__PROMPT__
Extract every entry word for word.

Structured figure records:
━━━━━━━━
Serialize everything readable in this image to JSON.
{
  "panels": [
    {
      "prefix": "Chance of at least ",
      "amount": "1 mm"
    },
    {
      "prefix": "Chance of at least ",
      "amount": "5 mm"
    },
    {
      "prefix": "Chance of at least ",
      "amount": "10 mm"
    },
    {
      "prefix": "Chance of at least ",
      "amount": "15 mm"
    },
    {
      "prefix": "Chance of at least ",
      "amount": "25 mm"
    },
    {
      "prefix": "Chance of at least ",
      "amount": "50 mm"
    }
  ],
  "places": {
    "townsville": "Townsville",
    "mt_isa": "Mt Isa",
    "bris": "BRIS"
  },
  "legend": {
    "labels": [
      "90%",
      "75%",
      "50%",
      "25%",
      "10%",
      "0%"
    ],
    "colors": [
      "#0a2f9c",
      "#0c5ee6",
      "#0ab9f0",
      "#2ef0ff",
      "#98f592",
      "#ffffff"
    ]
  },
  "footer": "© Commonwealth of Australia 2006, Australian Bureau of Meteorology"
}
━━━━━━━━
__SOLUTION TO THIS EXERCISE__
Serialize everything readable in this image to JSON.
{
  "panels": [
    {
      "prefix": "Chance of at least ",
      "amount": "1 mm"
    },
    {
      "prefix": "Chance of at least ",
      "amount": "5 mm"
    },
    {
      "prefix": "Chance of at least ",
      "amount": "10 mm"
    },
    {
      "prefix": "Chance of at least ",
      "amount": "15 mm"
    },
    {
      "prefix": "Chance of at least ",
      "amount": "25 mm"
    },
    {
      "prefix": "Chance of at least ",
      "amount": "50 mm"
    }
  ],
  "places": {
    "townsville": "Townsville",
    "mt_isa": "Mt Isa",
    "bris": "BRIS"
  },
  "legend": {
    "labels": [
      "90%",
      "75%",
      "50%",
      "25%",
      "10%",
      "0%"
    ],
    "colors": [
      "#0a2f9c",
      "#0c5ee6",
      "#0ab9f0",
      "#2ef0ff",
      "#98f592",
      "#ffffff"
    ]
  },
  "footer": "© Commonwealth of Australia 2006, Australian Bureau of Meteorology"
}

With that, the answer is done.